THE PROBLEM
Retype all of the data. Every line must match exactly.
──────── INFORMATION PROVIDED ────────
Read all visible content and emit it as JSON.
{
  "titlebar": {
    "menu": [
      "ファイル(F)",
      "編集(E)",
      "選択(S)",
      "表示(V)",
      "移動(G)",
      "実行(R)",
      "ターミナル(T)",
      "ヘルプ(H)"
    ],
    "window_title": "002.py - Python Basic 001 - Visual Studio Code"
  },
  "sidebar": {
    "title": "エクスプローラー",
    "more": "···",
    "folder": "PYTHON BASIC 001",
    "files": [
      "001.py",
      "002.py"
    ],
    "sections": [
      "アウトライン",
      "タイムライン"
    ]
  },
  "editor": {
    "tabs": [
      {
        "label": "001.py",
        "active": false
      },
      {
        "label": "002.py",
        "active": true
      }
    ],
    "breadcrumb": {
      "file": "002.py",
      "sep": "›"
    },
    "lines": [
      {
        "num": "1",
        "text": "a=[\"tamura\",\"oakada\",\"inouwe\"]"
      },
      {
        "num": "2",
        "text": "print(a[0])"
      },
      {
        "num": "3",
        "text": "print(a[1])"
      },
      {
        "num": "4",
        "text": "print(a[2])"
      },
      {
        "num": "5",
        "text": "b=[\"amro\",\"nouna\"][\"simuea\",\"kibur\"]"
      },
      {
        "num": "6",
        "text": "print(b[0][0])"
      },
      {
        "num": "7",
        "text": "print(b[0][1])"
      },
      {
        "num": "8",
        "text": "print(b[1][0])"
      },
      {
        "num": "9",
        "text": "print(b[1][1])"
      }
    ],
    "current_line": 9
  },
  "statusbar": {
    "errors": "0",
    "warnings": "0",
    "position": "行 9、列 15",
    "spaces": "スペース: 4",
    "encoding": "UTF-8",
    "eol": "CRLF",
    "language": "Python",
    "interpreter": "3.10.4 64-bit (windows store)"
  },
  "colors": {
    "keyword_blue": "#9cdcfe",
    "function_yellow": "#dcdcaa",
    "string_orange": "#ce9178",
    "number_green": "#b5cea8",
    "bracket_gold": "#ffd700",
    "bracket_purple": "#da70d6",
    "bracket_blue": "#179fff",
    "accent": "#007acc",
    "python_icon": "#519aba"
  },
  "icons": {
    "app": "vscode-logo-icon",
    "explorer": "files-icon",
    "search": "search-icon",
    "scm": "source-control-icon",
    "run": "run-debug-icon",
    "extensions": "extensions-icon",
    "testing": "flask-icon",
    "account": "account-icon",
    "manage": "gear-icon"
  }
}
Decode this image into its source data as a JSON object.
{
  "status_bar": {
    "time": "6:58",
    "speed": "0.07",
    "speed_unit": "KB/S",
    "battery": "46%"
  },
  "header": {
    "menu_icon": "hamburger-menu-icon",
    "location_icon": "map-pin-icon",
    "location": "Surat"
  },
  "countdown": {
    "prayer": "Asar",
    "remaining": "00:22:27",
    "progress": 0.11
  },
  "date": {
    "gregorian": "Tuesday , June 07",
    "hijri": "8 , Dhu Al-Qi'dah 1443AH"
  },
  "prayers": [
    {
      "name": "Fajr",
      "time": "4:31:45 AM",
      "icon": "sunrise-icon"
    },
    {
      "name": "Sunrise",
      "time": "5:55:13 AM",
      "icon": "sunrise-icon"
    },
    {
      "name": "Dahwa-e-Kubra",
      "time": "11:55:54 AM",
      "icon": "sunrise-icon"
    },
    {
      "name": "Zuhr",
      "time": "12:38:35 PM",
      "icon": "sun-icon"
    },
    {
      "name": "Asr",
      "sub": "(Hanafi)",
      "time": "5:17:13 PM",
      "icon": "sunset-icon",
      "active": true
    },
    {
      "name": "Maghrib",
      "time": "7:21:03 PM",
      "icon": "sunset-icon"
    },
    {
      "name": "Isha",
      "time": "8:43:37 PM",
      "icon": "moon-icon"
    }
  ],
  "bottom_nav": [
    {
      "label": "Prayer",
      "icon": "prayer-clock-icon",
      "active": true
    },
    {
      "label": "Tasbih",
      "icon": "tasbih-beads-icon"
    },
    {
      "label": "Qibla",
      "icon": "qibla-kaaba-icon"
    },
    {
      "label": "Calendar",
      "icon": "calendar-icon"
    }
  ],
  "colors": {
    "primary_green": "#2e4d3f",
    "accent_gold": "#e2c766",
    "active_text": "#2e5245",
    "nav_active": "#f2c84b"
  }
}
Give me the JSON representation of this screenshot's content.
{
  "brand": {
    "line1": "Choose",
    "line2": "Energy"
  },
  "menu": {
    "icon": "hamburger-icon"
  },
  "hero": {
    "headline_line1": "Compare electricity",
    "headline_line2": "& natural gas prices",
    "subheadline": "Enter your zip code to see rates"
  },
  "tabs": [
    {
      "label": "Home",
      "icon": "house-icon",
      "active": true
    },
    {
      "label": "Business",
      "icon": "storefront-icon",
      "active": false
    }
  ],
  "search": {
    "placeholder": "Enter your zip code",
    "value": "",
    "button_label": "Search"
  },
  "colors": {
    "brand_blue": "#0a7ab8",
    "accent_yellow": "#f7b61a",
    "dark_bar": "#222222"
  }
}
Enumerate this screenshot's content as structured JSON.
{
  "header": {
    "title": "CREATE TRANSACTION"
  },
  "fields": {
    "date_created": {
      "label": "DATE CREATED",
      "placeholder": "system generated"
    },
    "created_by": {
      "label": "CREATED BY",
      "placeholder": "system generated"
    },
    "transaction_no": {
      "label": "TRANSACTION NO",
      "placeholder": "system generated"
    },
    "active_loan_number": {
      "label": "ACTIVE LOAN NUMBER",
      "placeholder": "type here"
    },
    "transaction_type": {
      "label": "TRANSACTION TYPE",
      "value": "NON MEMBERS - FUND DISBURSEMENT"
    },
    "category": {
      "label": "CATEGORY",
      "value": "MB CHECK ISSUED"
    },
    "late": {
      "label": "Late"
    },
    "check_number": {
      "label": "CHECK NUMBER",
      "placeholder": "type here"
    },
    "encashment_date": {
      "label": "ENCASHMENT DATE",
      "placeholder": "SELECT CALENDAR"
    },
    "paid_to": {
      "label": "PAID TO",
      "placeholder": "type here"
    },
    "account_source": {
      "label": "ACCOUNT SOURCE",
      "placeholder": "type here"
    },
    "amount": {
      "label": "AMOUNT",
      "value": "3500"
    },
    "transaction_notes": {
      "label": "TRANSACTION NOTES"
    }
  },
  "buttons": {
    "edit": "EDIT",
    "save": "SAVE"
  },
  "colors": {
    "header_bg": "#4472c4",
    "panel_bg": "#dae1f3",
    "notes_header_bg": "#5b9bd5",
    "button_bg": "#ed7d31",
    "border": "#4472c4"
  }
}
────────
RESULT FOR THIS EXERCISE
Read all visible content and emit it as JSON.
{
  "titlebar": {
    "menu": [
      "ファイル(F)",
      "編集(E)",
      "選択(S)",
      "表示(V)",
      "移動(G)",
      "実行(R)",
      "ターミナル(T)",
      "ヘルプ(H)"
    ],
    "window_title": "002.py - Python Basic 001 - Visual Studio Code"
  },
  "sidebar": {
    "title": "エクスプローラー",
    "more": "···",
    "folder": "PYTHON BASIC 001",
    "files": [
      "001.py",
      "002.py"
    ],
    "sections": [
      "アウトライン",
      "タイムライン"
    ]
  },
  "editor": {
    "tabs": [
      {
        "label": "001.py",
        "active": false
      },
      {
        "label": "002.py",
        "active": true
      }
    ],
    "breadcrumb": {
      "file": "002.py",
      "sep": "›"
    },
    "lines": [
      {
        "num": "1",
        "text": "a=[\"tamura\",\"oakada\",\"inouwe\"]"
      },
      {
        "num": "2",
        "text": "print(a[0])"
      },
      {
        "num": "3",
        "text": "print(a[1])"
      },
      {
        "num": "4",
        "text": "print(a[2])"
      },
      {
        "num": "5",
        "text": "b=[\"amro\",\"nouna\"][\"simuea\",\"kibur\"]"
      },
      {
        "num": "6",
        "text": "print(b[0][0])"
      },
      {
        "num": "7",
        "text": "print(b[0][1])"
      },
      {
        "num": "8",
        "text": "print(b[1][0])"
      },
      {
        "num": "9",
        "text": "print(b[1][1])"
      }
    ],
    "current_line": 9
  },
  "statusbar": {
    "errors": "0",
    "warnings": "0",
    "position": "行 9、列 15",
    "spaces": "スペース: 4",
    "encoding": "UTF-8",
    "eol": "CRLF",
    "language": "Python",
    "interpreter": "3.10.4 64-bit (windows store)"
  },
  "colors": {
    "keyword_blue": "#9cdcfe",
    "function_yellow": "#dcdcaa",
    "string_orange": "#ce9178",
    "number_green": "#b5cea8",
    "bracket_gold": "#ffd700",
    "bracket_purple": "#da70d6",
    "bracket_blue": "#179fff",
    "accent": "#007acc",
    "python_icon": "#519aba"
  },
  "icons": {
    "app": "vscode-logo-icon",
    "explorer": "files-icon",
    "search": "search-icon",
    "scm": "source-control-icon",
    "run": "run-debug-icon",
    "extensions": "extensions-icon",
    "testing": "flask-icon",
    "account": "account-icon",
    "manage": "gear-icon"
  }
}
Decode this image into its source data as a JSON object.
{
  "status_bar": {
    "time": "6:58",
    "speed": "0.07",
    "speed_unit": "KB/S",
    "battery": "46%"
  },
  "header": {
    "menu_icon": "hamburger-menu-icon",
    "location_icon": "map-pin-icon",
    "location": "Surat"
  },
  "countdown": {
    "prayer": "Asar",
    "remaining": "00:22:27",
    "progress": 0.11
  },
  "date": {
    "gregorian": "Tuesday , June 07",
    "hijri": "8 , Dhu Al-Qi'dah 1443AH"
  },
  "prayers": [
    {
      "name": "Fajr",
      "time": "4:31:45 AM",
      "icon": "sunrise-icon"
    },
    {
      "name": "Sunrise",
      "time": "5:55:13 AM",
      "icon": "sunrise-icon"
    },
    {
      "name": "Dahwa-e-Kubra",
      "time": "11:55:54 AM",
      "icon": "sunrise-icon"
    },
    {
      "name": "Zuhr",
      "time": "12:38:35 PM",
      "icon": "sun-icon"
    },
    {
      "name": "Asr",
      "sub": "(Hanafi)",
      "time": "5:17:13 PM",
      "icon": "sunset-icon",
      "active": true
    },
    {
      "name": "Maghrib",
      "time": "7:21:03 PM",
      "icon": "sunset-icon"
    },
    {
      "name": "Isha",
      "time": "8:43:37 PM",
      "icon": "moon-icon"
    }
  ],
  "bottom_nav": [
    {
      "label": "Prayer",
      "icon": "prayer-clock-icon",
      "active": true
    },
    {
      "label": "Tasbih",
      "icon": "tasbih-beads-icon"
    },
    {
      "label": "Qibla",
      "icon": "qibla-kaaba-icon"
    },
    {
      "label": "Calendar",
      "icon": "calendar-icon"
    }
  ],
  "colors": {
    "primary_green": "#2e4d3f",
    "accent_gold": "#e2c766",
    "active_text": "#2e5245",
    "nav_active": "#f2c84b"
  }
}
Give me the JSON representation of this screenshot's content.
{
  "brand": {
    "line1": "Choose",
    "line2": "Energy"
  },
  "menu": {
    "icon": "hamburger-icon"
  },
  "hero": {
    "headline_line1": "Compare electricity",
    "headline_line2": "& natural gas prices",
    "subheadline": "Enter your zip code to see rates"
  },
  "tabs": [
    {
      "label": "Home",
      "icon": "house-icon",
      "active": true
    },
    {
      "label": "Business",
      "icon": "storefront-icon",
      "active": false
    }
  ],
  "search": {
    "placeholder": "Enter your zip code",
    "value": "",
    "button_label": "Search"
  },
  "colors": {
    "brand_blue": "#0a7ab8",
    "accent_yellow": "#f7b61a",
    "dark_bar": "#222222"
  }
}
Enumerate this screenshot's content as structured JSON.
{
  "header": {
    "title": "CREATE TRANSACTION"
  },
  "fields": {
    "date_created": {
      "label": "DATE CREATED",
      "placeholder": "system generated"
    },
    "created_by": {
      "label": "CREATED BY",
      "placeholder": "system generated"
    },
    "transaction_no": {
      "label": "TRANSACTION NO",
      "placeholder": "system generated"
    },
    "active_loan_number": {
      "label": "ACTIVE LOAN NUMBER",
      "placeholder": "type here"
    },
    "transaction_type": {
      "label": "TRANSACTION TYPE",
      "value": "NON MEMBERS - FUND DISBURSEMENT"
    },
    "category": {
      "label": "CATEGORY",
      "value": "MB CHECK ISSUED"
    },
    "late": {
      "label": "Late"
    },
    "check_number": {
      "label": "CHECK NUMBER",
      "placeholder": "type here"
    },
    "encashment_date": {
      "label": "ENCASHMENT DATE",
      "placeholder": "SELECT CALENDAR"
    },
    "paid_to": {
      "label": "PAID TO",
      "placeholder": "type here"
    },
    "account_source": {
      "label": "ACCOUNT SOURCE",
      "placeholder": "type here"
    },
    "amount": {
      "label": "AMOUNT",
      "value": "3500"
    },
    "transaction_notes": {
      "label": "TRANSACTION NOTES"
    }
  },
  "buttons": {
    "edit": "EDIT",
    "save": "SAVE"
  },
  "colors": {
    "header_bg": "#4472c4",
    "panel_bg": "#dae1f3",
    "notes_header_bg": "#5b9bd5",
    "button_bg": "#ed7d31",
    "border": "#4472c4"
  }
}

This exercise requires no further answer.